Instructions to follow:
The records are to be restated in their entirety, word for word.
··· Dataset ···
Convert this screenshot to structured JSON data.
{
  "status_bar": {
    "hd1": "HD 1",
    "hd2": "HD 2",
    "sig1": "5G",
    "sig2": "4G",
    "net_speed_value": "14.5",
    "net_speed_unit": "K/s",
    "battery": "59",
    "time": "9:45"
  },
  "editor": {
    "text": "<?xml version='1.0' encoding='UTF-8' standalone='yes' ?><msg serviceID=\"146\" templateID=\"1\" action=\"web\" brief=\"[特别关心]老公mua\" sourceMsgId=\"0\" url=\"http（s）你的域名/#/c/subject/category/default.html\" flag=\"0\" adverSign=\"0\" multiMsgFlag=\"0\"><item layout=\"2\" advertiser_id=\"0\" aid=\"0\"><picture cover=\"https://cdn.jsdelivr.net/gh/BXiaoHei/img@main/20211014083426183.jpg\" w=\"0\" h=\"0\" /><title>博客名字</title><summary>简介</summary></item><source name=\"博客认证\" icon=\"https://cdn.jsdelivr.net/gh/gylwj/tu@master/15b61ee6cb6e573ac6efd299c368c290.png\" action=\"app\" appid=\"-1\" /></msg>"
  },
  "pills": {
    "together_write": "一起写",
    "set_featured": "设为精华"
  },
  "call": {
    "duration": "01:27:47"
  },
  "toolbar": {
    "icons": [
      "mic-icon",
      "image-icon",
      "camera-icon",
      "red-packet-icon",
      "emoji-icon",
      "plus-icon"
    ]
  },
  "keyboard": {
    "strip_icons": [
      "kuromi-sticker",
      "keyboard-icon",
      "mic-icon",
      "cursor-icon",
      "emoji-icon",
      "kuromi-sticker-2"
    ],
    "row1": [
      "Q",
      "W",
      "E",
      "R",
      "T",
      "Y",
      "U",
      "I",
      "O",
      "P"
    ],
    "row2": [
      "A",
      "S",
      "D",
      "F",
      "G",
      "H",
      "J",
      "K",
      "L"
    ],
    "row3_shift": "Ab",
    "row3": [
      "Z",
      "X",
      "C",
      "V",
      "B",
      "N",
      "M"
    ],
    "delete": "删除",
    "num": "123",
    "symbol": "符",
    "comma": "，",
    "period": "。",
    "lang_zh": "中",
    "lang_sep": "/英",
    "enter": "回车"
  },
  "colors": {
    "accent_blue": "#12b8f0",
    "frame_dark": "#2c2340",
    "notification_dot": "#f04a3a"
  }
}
···
In response:
Convert this screenshot to structured JSON data.
{
  "status_bar": {
    "hd1": "HD 1",
    "hd2": "HD 2",
    "sig1": "5G",
    "sig2": "4G",
    "net_speed_value": "14.5",
    "net_speed_unit": "K/s",
    "battery": "59",
    "time": "9:45"
  },
  "editor": {
    "text": "<?xml version='1.0' encoding='UTF-8' standalone='yes' ?><msg serviceID=\"146\" templateID=\"1\" action=\"web\" brief=\"[特别关心]老公mua\" sourceMsgId=\"0\" url=\"http（s）你的域名/#/c/subject/category/default.html\" flag=\"0\" adverSign=\"0\" multiMsgFlag=\"0\"><item layout=\"2\" advertiser_id=\"0\" aid=\"0\"><picture cover=\"https://cdn.jsdelivr.net/gh/BXiaoHei/img@main/20211014083426183.jpg\" w=\"0\" h=\"0\" /><title>博客名字</title><summary>简介</summary></item><source name=\"博客认证\" icon=\"https://cdn.jsdelivr.net/gh/gylwj/tu@master/15b61ee6cb6e573ac6efd299c368c290.png\" action=\"app\" appid=\"-1\" /></msg>"
  },
  "pills": {
    "together_write": "一起写",
    "set_featured": "设为精华"
  },
  "call": {
    "duration": "01:27:47"
  },
  "toolbar": {
    "icons": [
      "mic-icon",
      "image-icon",
      "camera-icon",
      "red-packet-icon",
      "emoji-icon",
      "plus-icon"
    ]
  },
  "keyboard": {
    "strip_icons": [
      "kuromi-sticker",
      "keyboard-icon",
      "mic-icon",
      "cursor-icon",
      "emoji-icon",
      "kuromi-sticker-2"
    ],
    "row1": [
      "Q",
      "W",
      "E",
      "R",
      "T",
      "Y",
      "U",
      "I",
      "O",
      "P"
    ],
    "row2": [
      "A",
      "S",
      "D",
      "F",
      "G",
      "H",
      "J",
      "K",
      "L"
    ],
    "row3_shift": "Ab",
    "row3": [
      "Z",
      "X",
      "C",
      "V",
      "B",
      "N",
      "M"
    ],
    "delete": "删除",
    "num": "123",
    "symbol": "符",
    "comma": "，",
    "period": "。",
    "lang_zh": "中",
    "lang_sep": "/英",
    "enter": "回车"
  },
  "colors": {
    "accent_blue": "#12b8f0",
    "frame_dark": "#2c2340",
    "notification_dot": "#f04a3a"
  }
}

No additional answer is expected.